• **What to produce**: Go through the data and copy every line exactly, but not the images.

--- START OF Provided information ---

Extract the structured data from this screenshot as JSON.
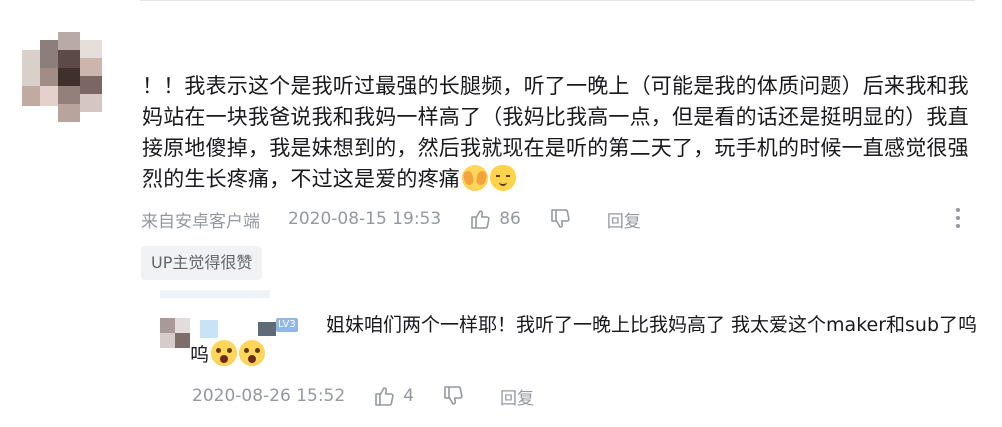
{
  "comment": {
    "text": "！！我表示这个是我听过最强的长腿频，听了一晚上（可能是我的体质问题）后来我和我妈站在一块我爸说我和我妈一样高了（我妈比我高一点，但是看的话还是挺明显的）我直接原地傻掉，我是妹想到的，然后我就现在是听的第二天了，玩手机的时候一直感觉很强烈的生长疼痛，不过这是爱的疼痛",
    "emojis": [
      "face-covering-icon",
      "smiling-cat-icon"
    ],
    "source": "来自安卓客户端",
    "timestamp": "2020-08-15 19:53",
    "like_count": "86",
    "reply_label": "回复",
    "up_badge": "UP主觉得很赞"
  },
  "reply": {
    "level": "LV3",
    "text": "姐妹咱们两个一样耶！我听了一晚上比我妈高了 我太爱这个maker和sub了呜呜",
    "emojis": [
      "shocked-face-icon",
      "shocked-face-icon"
    ],
    "timestamp": "2020-08-26 15:52",
    "like_count": "4",
    "reply_label": "回复"
  },
  "colors": {
    "text": "#18191c",
    "meta": "#9499a0",
    "badge_bg": "#f1f2f3"
  }
}
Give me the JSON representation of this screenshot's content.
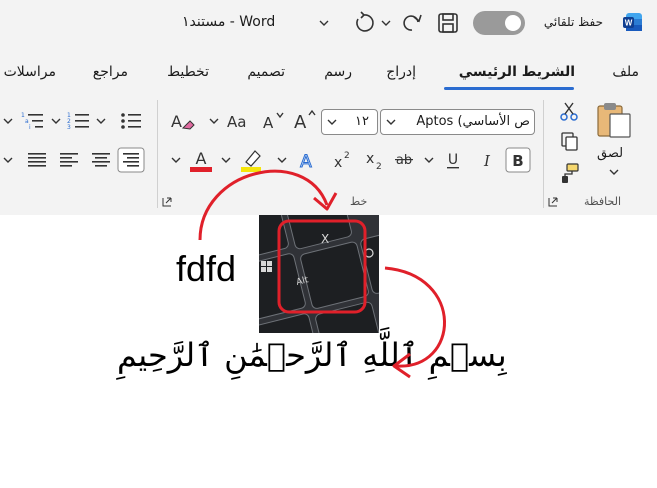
{
  "app": {
    "autosave_label": "حفظ تلقائي",
    "doc_title": "Word  -  مستند١"
  },
  "tabs": [
    {
      "label": "ملف"
    },
    {
      "label": "الشريط الرئيسي"
    },
    {
      "label": "إدراج"
    },
    {
      "label": "رسم"
    },
    {
      "label": "تصميم"
    },
    {
      "label": "تخطيط"
    },
    {
      "label": "مراجع"
    },
    {
      "label": "مراسلات"
    }
  ],
  "ribbon": {
    "font_name": "ص الأساسي) Aptos",
    "font_size": "١٢",
    "paste_label": "لصق",
    "clipboard_label": "الحافظة",
    "font_group_label": "خط"
  },
  "document": {
    "text": "fdfd",
    "bismillah": "بِسۡمِ ٱللَّهِ ٱلرَّحۡمَٰنِ ٱلرَّحِيمِ",
    "key_x": "X",
    "key_alt": "Alt"
  },
  "colors": {
    "accent": "#2b6cd0",
    "annotation": "#e0202a",
    "font_color": "#e0202a",
    "highlight": "#f5e50a"
  }
}
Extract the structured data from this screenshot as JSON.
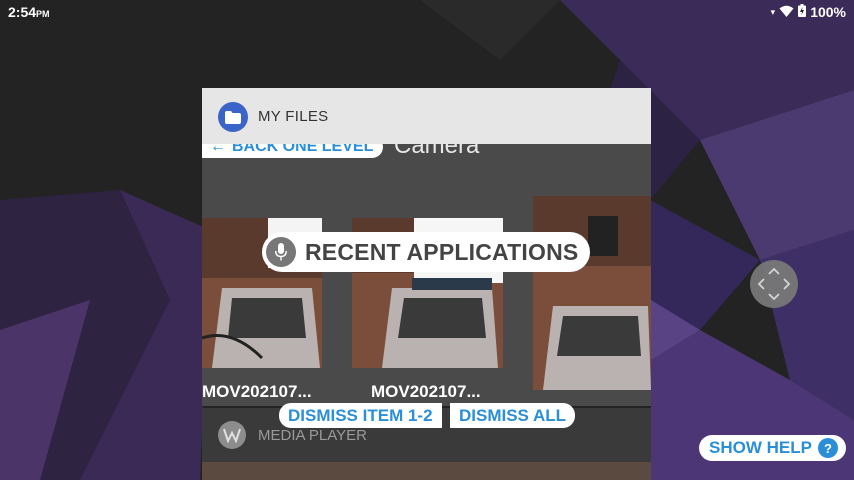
{
  "status_bar": {
    "time": "2:54",
    "ampm": "PM",
    "battery": "100%"
  },
  "recent_card": {
    "app_name": "MY FILES",
    "back_label": "BACK ONE LEVEL",
    "folder_name": "Camera",
    "thumbnails": [
      {
        "label": "MOV202107..."
      },
      {
        "label": "MOV202107..."
      }
    ]
  },
  "overlay": {
    "recent_label": "RECENT APPLICATIONS",
    "dismiss_item_label": "DISMISS ITEM 1-2",
    "dismiss_all_label": "DISMISS ALL",
    "show_help_label": "SHOW HELP",
    "help_glyph": "?"
  },
  "second_card": {
    "app_name": "MEDIA PLAYER"
  },
  "icons": {
    "files": "folder-icon",
    "mic": "microphone-icon",
    "media": "media-player-icon",
    "wifi": "wifi-icon",
    "battery": "battery-icon",
    "nav": "directional-pad-icon"
  },
  "colors": {
    "accent": "#2a8fd6",
    "files_icon": "#3b64c8"
  }
}
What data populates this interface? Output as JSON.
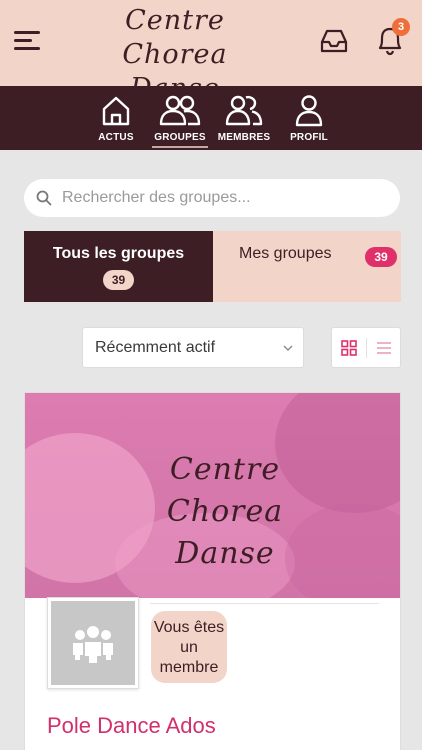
{
  "header": {
    "logo_line1": "Centre",
    "logo_line2": "Chorea Danse",
    "notification_count": "3"
  },
  "nav": {
    "items": [
      {
        "label": "ACTUS",
        "icon": "home-icon"
      },
      {
        "label": "GROUPES",
        "icon": "groups-icon",
        "active": true
      },
      {
        "label": "MEMBRES",
        "icon": "members-icon"
      },
      {
        "label": "PROFIL",
        "icon": "profile-icon"
      }
    ]
  },
  "search": {
    "placeholder": "Rechercher des groupes..."
  },
  "tabs": {
    "all": {
      "label": "Tous les groupes",
      "count": "39"
    },
    "mine": {
      "label": "Mes groupes",
      "count": "39"
    }
  },
  "filter": {
    "sort_value": "Récemment actif"
  },
  "group_card": {
    "cover_line1": "Centre",
    "cover_line2": "Chorea Danse",
    "membership_status": "Vous êtes un membre",
    "name": "Pole Dance Ados"
  },
  "colors": {
    "header_bg": "#f2d4c9",
    "nav_bg": "#3c1e24",
    "accent_pink": "#e0306a",
    "notification_badge": "#ef6f3a"
  }
}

--- END OF Provided information ---

• **Result for this task**:
Extract the structured data from this screenshot as JSON.
{
  "comment": {
    "text": "！！我表示这个是我听过最强的长腿频，听了一晚上（可能是我的体质问题）后来我和我妈站在一块我爸说我和我妈一样高了（我妈比我高一点，但是看的话还是挺明显的）我直接原地傻掉，我是妹想到的，然后我就现在是听的第二天了，玩手机的时候一直感觉很强烈的生长疼痛，不过这是爱的疼痛",
    "emojis": [
      "face-covering-icon",
      "smiling-cat-icon"
    ],
    "source": "来自安卓客户端",
    "timestamp": "2020-08-15 19:53",
    "like_count": "86",
    "reply_label": "回复",
    "up_badge": "UP主觉得很赞"
  },
  "reply": {
    "level": "LV3",
    "text": "姐妹咱们两个一样耶！我听了一晚上比我妈高了 我太爱这个maker和sub了呜呜",
    "emojis": [
      "shocked-face-icon",
      "shocked-face-icon"
    ],
    "timestamp": "2020-08-26 15:52",
    "like_count": "4",
    "reply_label": "回复"
  },
  "colors": {
    "text": "#18191c",
    "meta": "#9499a0",
    "badge_bg": "#f1f2f3"
  }
}
Give me the JSON representation of this screenshot's content.
{
  "app": {
    "autosave_label": "حفظ تلقائي",
    "doc_title": "Word  -  مستند١"
  },
  "tabs": [
    {
      "label": "ملف"
    },
    {
      "label": "الشريط الرئيسي"
    },
    {
      "label": "إدراج"
    },
    {
      "label": "رسم"
    },
    {
      "label": "تصميم"
    },
    {
      "label": "تخطيط"
    },
    {
      "label": "مراجع"
    },
    {
      "label": "مراسلات"
    }
  ],
  "ribbon": {
    "font_name": "ص الأساسي) Aptos",
    "font_size": "١٢",
    "paste_label": "لصق",
    "clipboard_label": "الحافظة",
    "font_group_label": "خط"
  },
  "document": {
    "text": "fdfd",
    "bismillah": "بِسۡمِ ٱللَّهِ ٱلرَّحۡمَٰنِ ٱلرَّحِيمِ",
    "key_x": "X",
    "key_alt": "Alt"
  },
  "colors": {
    "accent": "#2b6cd0",
    "annotation": "#e0202a",
    "font_color": "#e0202a",
    "highlight": "#f5e50a"
  }
}
Extract the structured data from this screenshot as JSON.
{
  "status_bar": {
    "time": "2:54",
    "ampm": "PM",
    "battery": "100%"
  },
  "recent_card": {
    "app_name": "MY FILES",
    "back_label": "BACK ONE LEVEL",
    "folder_name": "Camera",
    "thumbnails": [
      {
        "label": "MOV202107..."
      },
      {
        "label": "MOV202107..."
      }
    ]
  },
  "overlay": {
    "recent_label": "RECENT APPLICATIONS",
    "dismiss_item_label": "DISMISS ITEM 1-2",
    "dismiss_all_label": "DISMISS ALL",
    "show_help_label": "SHOW HELP",
    "help_glyph": "?"
  },
  "second_card": {
    "app_name": "MEDIA PLAYER"
  },
  "icons": {
    "files": "folder-icon",
    "mic": "microphone-icon",
    "media": "media-player-icon",
    "wifi": "wifi-icon",
    "battery": "battery-icon",
    "nav": "directional-pad-icon"
  },
  "colors": {
    "accent": "#2a8fd6",
    "files_icon": "#3b64c8"
  }
}
What data populates this interface? Output as JSON.
{
  "header": {
    "logo_line1": "Centre",
    "logo_line2": "Chorea Danse",
    "notification_count": "3"
  },
  "nav": {
    "items": [
      {
        "label": "ACTUS",
        "icon": "home-icon"
      },
      {
        "label": "GROUPES",
        "icon": "groups-icon",
        "active": true
      },
      {
        "label": "MEMBRES",
        "icon": "members-icon"
      },
      {
        "label": "PROFIL",
        "icon": "profile-icon"
      }
    ]
  },
  "search": {
    "placeholder": "Rechercher des groupes..."
  },
  "tabs": {
    "all": {
      "label": "Tous les groupes",
      "count": "39"
    },
    "mine": {
      "label": "Mes groupes",
      "count": "39"
    }
  },
  "filter": {
    "sort_value": "Récemment actif"
  },
  "group_card": {
    "cover_line1": "Centre",
    "cover_line2": "Chorea Danse",
    "membership_status": "Vous êtes un membre",
    "name": "Pole Dance Ados"
  },
  "colors": {
    "header_bg": "#f2d4c9",
    "nav_bg": "#3c1e24",
    "accent_pink": "#e0306a",
    "notification_badge": "#ef6f3a"
  }
}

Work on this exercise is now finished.